Task requirements:
Below is a block of data; give all of it again word for word.

▬▬▬

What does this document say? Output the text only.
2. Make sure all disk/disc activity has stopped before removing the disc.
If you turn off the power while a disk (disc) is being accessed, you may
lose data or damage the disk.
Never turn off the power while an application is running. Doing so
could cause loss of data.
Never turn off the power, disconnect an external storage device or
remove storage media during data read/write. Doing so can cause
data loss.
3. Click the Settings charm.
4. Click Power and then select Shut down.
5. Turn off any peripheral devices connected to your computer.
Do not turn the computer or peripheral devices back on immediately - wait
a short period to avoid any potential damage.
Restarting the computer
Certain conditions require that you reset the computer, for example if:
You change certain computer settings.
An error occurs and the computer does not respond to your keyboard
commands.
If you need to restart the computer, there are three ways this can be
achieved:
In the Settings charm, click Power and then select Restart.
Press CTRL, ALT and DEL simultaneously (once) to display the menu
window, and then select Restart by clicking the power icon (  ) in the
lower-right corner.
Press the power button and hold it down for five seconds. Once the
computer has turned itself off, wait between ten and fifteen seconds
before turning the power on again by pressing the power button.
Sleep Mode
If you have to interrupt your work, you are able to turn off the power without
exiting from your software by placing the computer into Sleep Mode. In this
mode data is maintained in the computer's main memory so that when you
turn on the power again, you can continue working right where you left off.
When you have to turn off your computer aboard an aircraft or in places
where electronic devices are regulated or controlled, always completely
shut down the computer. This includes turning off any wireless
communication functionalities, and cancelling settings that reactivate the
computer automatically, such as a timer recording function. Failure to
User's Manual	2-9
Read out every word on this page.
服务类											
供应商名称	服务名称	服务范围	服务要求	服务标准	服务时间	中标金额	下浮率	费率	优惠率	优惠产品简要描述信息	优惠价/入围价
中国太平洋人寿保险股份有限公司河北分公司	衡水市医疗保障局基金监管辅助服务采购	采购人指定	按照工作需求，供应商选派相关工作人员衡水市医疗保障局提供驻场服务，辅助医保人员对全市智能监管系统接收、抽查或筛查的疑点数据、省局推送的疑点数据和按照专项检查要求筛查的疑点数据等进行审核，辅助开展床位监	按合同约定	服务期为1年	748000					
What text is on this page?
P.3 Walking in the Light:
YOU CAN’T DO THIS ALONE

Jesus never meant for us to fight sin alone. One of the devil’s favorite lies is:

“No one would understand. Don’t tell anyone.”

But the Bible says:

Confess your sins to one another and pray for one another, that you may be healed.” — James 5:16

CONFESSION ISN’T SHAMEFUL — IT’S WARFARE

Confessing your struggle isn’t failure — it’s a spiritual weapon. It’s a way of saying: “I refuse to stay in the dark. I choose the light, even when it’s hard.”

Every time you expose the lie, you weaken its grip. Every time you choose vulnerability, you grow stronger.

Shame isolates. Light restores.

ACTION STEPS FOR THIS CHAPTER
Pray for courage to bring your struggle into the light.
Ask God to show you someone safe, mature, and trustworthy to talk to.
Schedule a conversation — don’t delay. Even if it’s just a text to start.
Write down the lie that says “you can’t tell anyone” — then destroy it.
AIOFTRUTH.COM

▬▬▬

Result below:
What does this document say? Output the text only.
2. Make sure all disk/disc activity has stopped before removing the disc.
If you turn off the power while a disk (disc) is being accessed, you may
lose data or damage the disk.
Never turn off the power while an application is running. Doing so
could cause loss of data.
Never turn off the power, disconnect an external storage device or
remove storage media during data read/write. Doing so can cause
data loss.
3. Click the Settings charm.
4. Click Power and then select Shut down.
5. Turn off any peripheral devices connected to your computer.
Do not turn the computer or peripheral devices back on immediately - wait
a short period to avoid any potential damage.
Restarting the computer
Certain conditions require that you reset the computer, for example if:
You change certain computer settings.
An error occurs and the computer does not respond to your keyboard
commands.
If you need to restart the computer, there are three ways this can be
achieved:
In the Settings charm, click Power and then select Restart.
Press CTRL, ALT and DEL simultaneously (once) to display the menu
window, and then select Restart by clicking the power icon (  ) in the
lower-right corner.
Press the power button and hold it down for five seconds. Once the
computer has turned itself off, wait between ten and fifteen seconds
before turning the power on again by pressing the power button.
Sleep Mode
If you have to interrupt your work, you are able to turn off the power without
exiting from your software by placing the computer into Sleep Mode. In this
mode data is maintained in the computer's main memory so that when you
turn on the power again, you can continue working right where you left off.
When you have to turn off your computer aboard an aircraft or in places
where electronic devices are regulated or controlled, always completely
shut down the computer. This includes turning off any wireless
communication functionalities, and cancelling settings that reactivate the
computer automatically, such as a timer recording function. Failure to
User's Manual	2-9
Read out every word on this page.
服务类											
供应商名称	服务名称	服务范围	服务要求	服务标准	服务时间	中标金额	下浮率	费率	优惠率	优惠产品简要描述信息	优惠价/入围价
中国太平洋人寿保险股份有限公司河北分公司	衡水市医疗保障局基金监管辅助服务采购	采购人指定	按照工作需求，供应商选派相关工作人员衡水市医疗保障局提供驻场服务，辅助医保人员对全市智能监管系统接收、抽查或筛查的疑点数据、省局推送的疑点数据和按照专项检查要求筛查的疑点数据等进行审核，辅助开展床位监	按合同约定	服务期为1年	748000					
What text is on this page?
P.3 Walking in the Light:
YOU CAN’T DO THIS ALONE

Jesus never meant for us to fight sin alone. One of the devil’s favorite lies is:

“No one would understand. Don’t tell anyone.”

But the Bible says:

Confess your sins to one another and pray for one another, that you may be healed.” — James 5:16

CONFESSION ISN’T SHAMEFUL — IT’S WARFARE

Confessing your struggle isn’t failure — it’s a spiritual weapon. It’s a way of saying: “I refuse to stay in the dark. I choose the light, even when it’s hard.”

Every time you expose the lie, you weaken its grip. Every time you choose vulnerability, you grow stronger.

Shame isolates. Light restores.

ACTION STEPS FOR THIS CHAPTER
Pray for courage to bring your struggle into the light.
Ask God to show you someone safe, mature, and trustworthy to talk to.
Schedule a conversation — don’t delay. Even if it’s just a text to start.
Write down the lie that says “you can’t tell anyone” — then destroy it.
AIOFTRUTH.COM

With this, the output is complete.